» **OBJECTIVE**
Restate every entry word for word.

_ _ _ _

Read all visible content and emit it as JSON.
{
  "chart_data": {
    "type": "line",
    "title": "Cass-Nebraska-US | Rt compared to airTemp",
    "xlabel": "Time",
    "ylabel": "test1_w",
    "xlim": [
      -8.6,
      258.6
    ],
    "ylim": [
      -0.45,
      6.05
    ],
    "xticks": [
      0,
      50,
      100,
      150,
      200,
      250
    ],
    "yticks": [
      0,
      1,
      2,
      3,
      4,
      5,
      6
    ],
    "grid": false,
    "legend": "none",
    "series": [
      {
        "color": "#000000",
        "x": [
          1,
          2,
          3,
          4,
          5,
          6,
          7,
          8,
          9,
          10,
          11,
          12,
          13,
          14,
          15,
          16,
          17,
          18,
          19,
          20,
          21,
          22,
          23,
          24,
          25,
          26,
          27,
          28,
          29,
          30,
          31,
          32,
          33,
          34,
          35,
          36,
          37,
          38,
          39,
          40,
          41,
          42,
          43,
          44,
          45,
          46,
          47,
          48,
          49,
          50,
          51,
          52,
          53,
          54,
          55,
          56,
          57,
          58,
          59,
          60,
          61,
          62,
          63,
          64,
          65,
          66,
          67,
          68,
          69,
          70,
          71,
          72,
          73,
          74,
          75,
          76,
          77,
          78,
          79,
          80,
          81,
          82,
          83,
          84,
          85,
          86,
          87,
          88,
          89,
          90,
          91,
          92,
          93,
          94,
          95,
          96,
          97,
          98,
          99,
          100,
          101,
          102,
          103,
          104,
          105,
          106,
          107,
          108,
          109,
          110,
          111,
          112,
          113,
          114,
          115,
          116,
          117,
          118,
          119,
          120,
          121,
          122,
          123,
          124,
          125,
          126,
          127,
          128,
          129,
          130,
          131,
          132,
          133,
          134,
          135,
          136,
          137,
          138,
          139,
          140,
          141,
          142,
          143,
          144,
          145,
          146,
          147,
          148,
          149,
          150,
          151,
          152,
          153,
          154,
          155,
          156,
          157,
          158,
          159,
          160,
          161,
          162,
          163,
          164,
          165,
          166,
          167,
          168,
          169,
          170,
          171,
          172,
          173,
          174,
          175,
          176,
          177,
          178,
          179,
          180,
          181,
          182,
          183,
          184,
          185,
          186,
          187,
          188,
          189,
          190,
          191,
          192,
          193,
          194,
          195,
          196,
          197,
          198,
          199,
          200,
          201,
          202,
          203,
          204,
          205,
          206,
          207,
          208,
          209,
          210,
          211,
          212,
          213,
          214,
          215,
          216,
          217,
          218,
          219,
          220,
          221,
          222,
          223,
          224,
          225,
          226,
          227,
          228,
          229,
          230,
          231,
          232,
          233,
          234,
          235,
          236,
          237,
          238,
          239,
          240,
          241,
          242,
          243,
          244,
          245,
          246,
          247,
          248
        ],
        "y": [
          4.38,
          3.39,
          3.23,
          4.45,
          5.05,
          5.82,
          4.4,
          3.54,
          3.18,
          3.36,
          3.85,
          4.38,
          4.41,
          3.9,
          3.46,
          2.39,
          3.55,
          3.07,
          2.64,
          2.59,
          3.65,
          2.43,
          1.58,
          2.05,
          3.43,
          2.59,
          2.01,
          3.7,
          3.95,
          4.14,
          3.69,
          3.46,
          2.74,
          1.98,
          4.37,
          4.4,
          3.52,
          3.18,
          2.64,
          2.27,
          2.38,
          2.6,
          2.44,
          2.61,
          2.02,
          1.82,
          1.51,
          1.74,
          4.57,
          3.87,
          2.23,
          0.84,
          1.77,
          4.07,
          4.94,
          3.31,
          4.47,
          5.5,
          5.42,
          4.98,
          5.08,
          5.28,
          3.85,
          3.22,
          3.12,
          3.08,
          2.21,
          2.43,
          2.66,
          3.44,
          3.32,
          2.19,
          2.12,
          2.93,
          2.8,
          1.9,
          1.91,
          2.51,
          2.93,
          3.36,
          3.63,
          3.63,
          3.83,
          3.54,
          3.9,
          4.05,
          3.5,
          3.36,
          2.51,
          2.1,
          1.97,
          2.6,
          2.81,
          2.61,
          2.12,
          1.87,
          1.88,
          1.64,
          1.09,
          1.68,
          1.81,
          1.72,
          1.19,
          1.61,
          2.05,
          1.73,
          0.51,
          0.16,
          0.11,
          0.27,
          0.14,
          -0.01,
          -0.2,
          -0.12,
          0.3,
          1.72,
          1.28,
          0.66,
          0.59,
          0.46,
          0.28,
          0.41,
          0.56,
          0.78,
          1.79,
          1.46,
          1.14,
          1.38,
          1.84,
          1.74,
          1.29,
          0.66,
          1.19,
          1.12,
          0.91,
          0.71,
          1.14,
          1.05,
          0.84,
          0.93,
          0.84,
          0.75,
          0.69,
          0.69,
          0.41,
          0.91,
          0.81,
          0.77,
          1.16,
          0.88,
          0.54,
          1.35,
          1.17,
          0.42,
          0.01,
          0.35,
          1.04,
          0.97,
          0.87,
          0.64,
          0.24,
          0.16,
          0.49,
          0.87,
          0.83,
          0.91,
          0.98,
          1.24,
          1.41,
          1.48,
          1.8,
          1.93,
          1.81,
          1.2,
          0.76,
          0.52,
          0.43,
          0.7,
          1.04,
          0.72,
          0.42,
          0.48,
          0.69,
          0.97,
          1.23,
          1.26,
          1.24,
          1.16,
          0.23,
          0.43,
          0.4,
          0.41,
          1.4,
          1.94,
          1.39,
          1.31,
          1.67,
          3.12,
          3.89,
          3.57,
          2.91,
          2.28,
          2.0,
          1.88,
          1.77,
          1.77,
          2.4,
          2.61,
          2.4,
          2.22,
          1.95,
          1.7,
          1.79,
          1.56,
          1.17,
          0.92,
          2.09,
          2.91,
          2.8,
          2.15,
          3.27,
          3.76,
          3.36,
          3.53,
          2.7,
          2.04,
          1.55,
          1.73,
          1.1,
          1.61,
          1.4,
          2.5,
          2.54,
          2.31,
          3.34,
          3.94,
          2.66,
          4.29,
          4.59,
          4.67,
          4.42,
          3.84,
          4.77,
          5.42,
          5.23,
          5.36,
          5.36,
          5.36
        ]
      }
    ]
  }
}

_ _ _ _

» **SOLUTION**
Read all visible content and emit it as JSON.
{
  "chart_data": {
    "type": "line",
    "title": "Cass-Nebraska-US | Rt compared to airTemp",
    "xlabel": "Time",
    "ylabel": "test1_w",
    "xlim": [
      -8.6,
      258.6
    ],
    "ylim": [
      -0.45,
      6.05
    ],
    "xticks": [
      0,
      50,
      100,
      150,
      200,
      250
    ],
    "yticks": [
      0,
      1,
      2,
      3,
      4,
      5,
      6
    ],
    "grid": false,
    "legend": "none",
    "series": [
      {
        "color": "#000000",
        "x": [
          1,
          2,
          3,
          4,
          5,
          6,
          7,
          8,
          9,
          10,
          11,
          12,
          13,
          14,
          15,
          16,
          17,
          18,
          19,
          20,
          21,
          22,
          23,
          24,
          25,
          26,
          27,
          28,
          29,
          30,
          31,
          32,
          33,
          34,
          35,
          36,
          37,
          38,
          39,
          40,
          41,
          42,
          43,
          44,
          45,
          46,
          47,
          48,
          49,
          50,
          51,
          52,
          53,
          54,
          55,
          56,
          57,
          58,
          59,
          60,
          61,
          62,
          63,
          64,
          65,
          66,
          67,
          68,
          69,
          70,
          71,
          72,
          73,
          74,
          75,
          76,
          77,
          78,
          79,
          80,
          81,
          82,
          83,
          84,
          85,
          86,
          87,
          88,
          89,
          90,
          91,
          92,
          93,
          94,
          95,
          96,
          97,
          98,
          99,
          100,
          101,
          102,
          103,
          104,
          105,
          106,
          107,
          108,
          109,
          110,
          111,
          112,
          113,
          114,
          115,
          116,
          117,
          118,
          119,
          120,
          121,
          122,
          123,
          124,
          125,
          126,
          127,
          128,
          129,
          130,
          131,
          132,
          133,
          134,
          135,
          136,
          137,
          138,
          139,
          140,
          141,
          142,
          143,
          144,
          145,
          146,
          147,
          148,
          149,
          150,
          151,
          152,
          153,
          154,
          155,
          156,
          157,
          158,
          159,
          160,
          161,
          162,
          163,
          164,
          165,
          166,
          167,
          168,
          169,
          170,
          171,
          172,
          173,
          174,
          175,
          176,
          177,
          178,
          179,
          180,
          181,
          182,
          183,
          184,
          185,
          186,
          187,
          188,
          189,
          190,
          191,
          192,
          193,
          194,
          195,
          196,
          197,
          198,
          199,
          200,
          201,
          202,
          203,
          204,
          205,
          206,
          207,
          208,
          209,
          210,
          211,
          212,
          213,
          214,
          215,
          216,
          217,
          218,
          219,
          220,
          221,
          222,
          223,
          224,
          225,
          226,
          227,
          228,
          229,
          230,
          231,
          232,
          233,
          234,
          235,
          236,
          237,
          238,
          239,
          240,
          241,
          242,
          243,
          244,
          245,
          246,
          247,
          248
        ],
        "y": [
          4.38,
          3.39,
          3.23,
          4.45,
          5.05,
          5.82,
          4.4,
          3.54,
          3.18,
          3.36,
          3.85,
          4.38,
          4.41,
          3.9,
          3.46,
          2.39,
          3.55,
          3.07,
          2.64,
          2.59,
          3.65,
          2.43,
          1.58,
          2.05,
          3.43,
          2.59,
          2.01,
          3.7,
          3.95,
          4.14,
          3.69,
          3.46,
          2.74,
          1.98,
          4.37,
          4.4,
          3.52,
          3.18,
          2.64,
          2.27,
          2.38,
          2.6,
          2.44,
          2.61,
          2.02,
          1.82,
          1.51,
          1.74,
          4.57,
          3.87,
          2.23,
          0.84,
          1.77,
          4.07,
          4.94,
          3.31,
          4.47,
          5.5,
          5.42,
          4.98,
          5.08,
          5.28,
          3.85,
          3.22,
          3.12,
          3.08,
          2.21,
          2.43,
          2.66,
          3.44,
          3.32,
          2.19,
          2.12,
          2.93,
          2.8,
          1.9,
          1.91,
          2.51,
          2.93,
          3.36,
          3.63,
          3.63,
          3.83,
          3.54,
          3.9,
          4.05,
          3.5,
          3.36,
          2.51,
          2.1,
          1.97,
          2.6,
          2.81,
          2.61,
          2.12,
          1.87,
          1.88,
          1.64,
          1.09,
          1.68,
          1.81,
          1.72,
          1.19,
          1.61,
          2.05,
          1.73,
          0.51,
          0.16,
          0.11,
          0.27,
          0.14,
          -0.01,
          -0.2,
          -0.12,
          0.3,
          1.72,
          1.28,
          0.66,
          0.59,
          0.46,
          0.28,
          0.41,
          0.56,
          0.78,
          1.79,
          1.46,
          1.14,
          1.38,
          1.84,
          1.74,
          1.29,
          0.66,
          1.19,
          1.12,
          0.91,
          0.71,
          1.14,
          1.05,
          0.84,
          0.93,
          0.84,
          0.75,
          0.69,
          0.69,
          0.41,
          0.91,
          0.81,
          0.77,
          1.16,
          0.88,
          0.54,
          1.35,
          1.17,
          0.42,
          0.01,
          0.35,
          1.04,
          0.97,
          0.87,
          0.64,
          0.24,
          0.16,
          0.49,
          0.87,
          0.83,
          0.91,
          0.98,
          1.24,
          1.41,
          1.48,
          1.8,
          1.93,
          1.81,
          1.2,
          0.76,
          0.52,
          0.43,
          0.7,
          1.04,
          0.72,
          0.42,
          0.48,
          0.69,
          0.97,
          1.23,
          1.26,
          1.24,
          1.16,
          0.23,
          0.43,
          0.4,
          0.41,
          1.4,
          1.94,
          1.39,
          1.31,
          1.67,
          3.12,
          3.89,
          3.57,
          2.91,
          2.28,
          2.0,
          1.88,
          1.77,
          1.77,
          2.4,
          2.61,
          2.4,
          2.22,
          1.95,
          1.7,
          1.79,
          1.56,
          1.17,
          0.92,
          2.09,
          2.91,
          2.8,
          2.15,
          3.27,
          3.76,
          3.36,
          3.53,
          2.7,
          2.04,
          1.55,
          1.73,
          1.1,
          1.61,
          1.4,
          2.5,
          2.54,
          2.31,
          3.34,
          3.94,
          2.66,
          4.29,
          4.59,
          4.67,
          4.42,
          3.84,
          4.77,
          5.42,
          5.23,
          5.36,
          5.36,
          5.36
        ]
      }
    ]
  }
}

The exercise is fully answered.